## [Task description]
Output each entry exactly; skip nothing.

━━━━━━━━━━━━━━━━━━━━

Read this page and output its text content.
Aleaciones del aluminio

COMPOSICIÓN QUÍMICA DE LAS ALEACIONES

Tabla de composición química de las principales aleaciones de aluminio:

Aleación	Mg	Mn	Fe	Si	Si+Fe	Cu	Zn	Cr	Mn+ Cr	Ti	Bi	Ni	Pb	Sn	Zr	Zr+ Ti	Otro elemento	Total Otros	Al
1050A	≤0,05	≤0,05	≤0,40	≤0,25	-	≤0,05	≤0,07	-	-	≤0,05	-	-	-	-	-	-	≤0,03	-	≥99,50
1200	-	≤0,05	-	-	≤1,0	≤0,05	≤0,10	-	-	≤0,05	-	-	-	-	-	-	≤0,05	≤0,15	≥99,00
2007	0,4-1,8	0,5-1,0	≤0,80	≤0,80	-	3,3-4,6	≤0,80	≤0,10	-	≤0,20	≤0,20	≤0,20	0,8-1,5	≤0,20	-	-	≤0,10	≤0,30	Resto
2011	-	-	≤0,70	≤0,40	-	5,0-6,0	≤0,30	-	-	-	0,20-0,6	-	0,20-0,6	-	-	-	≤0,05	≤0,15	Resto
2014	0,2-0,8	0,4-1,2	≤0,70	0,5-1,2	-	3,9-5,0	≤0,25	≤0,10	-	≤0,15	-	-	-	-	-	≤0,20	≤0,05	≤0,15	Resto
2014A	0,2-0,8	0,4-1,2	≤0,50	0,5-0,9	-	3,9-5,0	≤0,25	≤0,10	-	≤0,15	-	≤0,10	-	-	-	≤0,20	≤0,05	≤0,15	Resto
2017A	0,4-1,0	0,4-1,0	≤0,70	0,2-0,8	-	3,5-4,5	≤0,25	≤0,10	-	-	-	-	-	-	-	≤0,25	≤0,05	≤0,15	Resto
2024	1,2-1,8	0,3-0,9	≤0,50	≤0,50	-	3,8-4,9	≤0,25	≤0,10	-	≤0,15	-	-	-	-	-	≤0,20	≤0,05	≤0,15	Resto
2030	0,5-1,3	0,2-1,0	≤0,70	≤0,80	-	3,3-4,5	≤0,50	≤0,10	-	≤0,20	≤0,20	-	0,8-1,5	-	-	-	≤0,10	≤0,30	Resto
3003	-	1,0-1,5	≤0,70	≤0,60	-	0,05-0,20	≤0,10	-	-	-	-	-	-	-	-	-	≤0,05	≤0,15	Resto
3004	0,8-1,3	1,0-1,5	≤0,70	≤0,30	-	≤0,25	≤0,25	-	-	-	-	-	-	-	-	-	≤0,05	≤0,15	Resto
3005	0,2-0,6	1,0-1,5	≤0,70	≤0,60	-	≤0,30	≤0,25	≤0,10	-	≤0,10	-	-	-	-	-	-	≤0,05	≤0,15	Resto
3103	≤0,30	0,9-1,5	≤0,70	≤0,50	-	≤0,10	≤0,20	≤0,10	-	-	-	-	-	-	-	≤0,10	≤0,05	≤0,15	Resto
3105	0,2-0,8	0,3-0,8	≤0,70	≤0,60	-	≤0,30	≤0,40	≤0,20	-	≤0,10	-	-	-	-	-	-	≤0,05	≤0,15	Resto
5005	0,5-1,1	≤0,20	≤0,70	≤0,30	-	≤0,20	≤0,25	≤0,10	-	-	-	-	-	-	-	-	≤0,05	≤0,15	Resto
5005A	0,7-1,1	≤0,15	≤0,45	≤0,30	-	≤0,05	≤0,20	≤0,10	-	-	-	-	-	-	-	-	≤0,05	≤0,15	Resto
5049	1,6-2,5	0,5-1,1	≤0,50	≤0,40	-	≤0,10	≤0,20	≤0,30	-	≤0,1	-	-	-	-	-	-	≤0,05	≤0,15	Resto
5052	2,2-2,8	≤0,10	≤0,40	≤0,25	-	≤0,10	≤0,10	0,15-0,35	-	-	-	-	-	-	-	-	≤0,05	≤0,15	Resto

━━━━━━━━━━━━━━━━━━━━

## [Written response]
Read this page and output its text content.
Aleaciones del aluminio

COMPOSICIÓN QUÍMICA DE LAS ALEACIONES

Tabla de composición química de las principales aleaciones de aluminio:

Aleación	Mg	Mn	Fe	Si	Si+Fe	Cu	Zn	Cr	Mn+ Cr	Ti	Bi	Ni	Pb	Sn	Zr	Zr+ Ti	Otro elemento	Total Otros	Al
1050A	≤0,05	≤0,05	≤0,40	≤0,25	-	≤0,05	≤0,07	-	-	≤0,05	-	-	-	-	-	-	≤0,03	-	≥99,50
1200	-	≤0,05	-	-	≤1,0	≤0,05	≤0,10	-	-	≤0,05	-	-	-	-	-	-	≤0,05	≤0,15	≥99,00
2007	0,4-1,8	0,5-1,0	≤0,80	≤0,80	-	3,3-4,6	≤0,80	≤0,10	-	≤0,20	≤0,20	≤0,20	0,8-1,5	≤0,20	-	-	≤0,10	≤0,30	Resto
2011	-	-	≤0,70	≤0,40	-	5,0-6,0	≤0,30	-	-	-	0,20-0,6	-	0,20-0,6	-	-	-	≤0,05	≤0,15	Resto
2014	0,2-0,8	0,4-1,2	≤0,70	0,5-1,2	-	3,9-5,0	≤0,25	≤0,10	-	≤0,15	-	-	-	-	-	≤0,20	≤0,05	≤0,15	Resto
2014A	0,2-0,8	0,4-1,2	≤0,50	0,5-0,9	-	3,9-5,0	≤0,25	≤0,10	-	≤0,15	-	≤0,10	-	-	-	≤0,20	≤0,05	≤0,15	Resto
2017A	0,4-1,0	0,4-1,0	≤0,70	0,2-0,8	-	3,5-4,5	≤0,25	≤0,10	-	-	-	-	-	-	-	≤0,25	≤0,05	≤0,15	Resto
2024	1,2-1,8	0,3-0,9	≤0,50	≤0,50	-	3,8-4,9	≤0,25	≤0,10	-	≤0,15	-	-	-	-	-	≤0,20	≤0,05	≤0,15	Resto
2030	0,5-1,3	0,2-1,0	≤0,70	≤0,80	-	3,3-4,5	≤0,50	≤0,10	-	≤0,20	≤0,20	-	0,8-1,5	-	-	-	≤0,10	≤0,30	Resto
3003	-	1,0-1,5	≤0,70	≤0,60	-	0,05-0,20	≤0,10	-	-	-	-	-	-	-	-	-	≤0,05	≤0,15	Resto
3004	0,8-1,3	1,0-1,5	≤0,70	≤0,30	-	≤0,25	≤0,25	-	-	-	-	-	-	-	-	-	≤0,05	≤0,15	Resto
3005	0,2-0,6	1,0-1,5	≤0,70	≤0,60	-	≤0,30	≤0,25	≤0,10	-	≤0,10	-	-	-	-	-	-	≤0,05	≤0,15	Resto
3103	≤0,30	0,9-1,5	≤0,70	≤0,50	-	≤0,10	≤0,20	≤0,10	-	-	-	-	-	-	-	≤0,10	≤0,05	≤0,15	Resto
3105	0,2-0,8	0,3-0,8	≤0,70	≤0,60	-	≤0,30	≤0,40	≤0,20	-	≤0,10	-	-	-	-	-	-	≤0,05	≤0,15	Resto
5005	0,5-1,1	≤0,20	≤0,70	≤0,30	-	≤0,20	≤0,25	≤0,10	-	-	-	-	-	-	-	-	≤0,05	≤0,15	Resto
5005A	0,7-1,1	≤0,15	≤0,45	≤0,30	-	≤0,05	≤0,20	≤0,10	-	-	-	-	-	-	-	-	≤0,05	≤0,15	Resto
5049	1,6-2,5	0,5-1,1	≤0,50	≤0,40	-	≤0,10	≤0,20	≤0,30	-	≤0,1	-	-	-	-	-	-	≤0,05	≤0,15	Resto
5052	2,2-2,8	≤0,10	≤0,40	≤0,25	-	≤0,10	≤0,10	0,15-0,35	-	-	-	-	-	-	-	-	≤0,05	≤0,15	Resto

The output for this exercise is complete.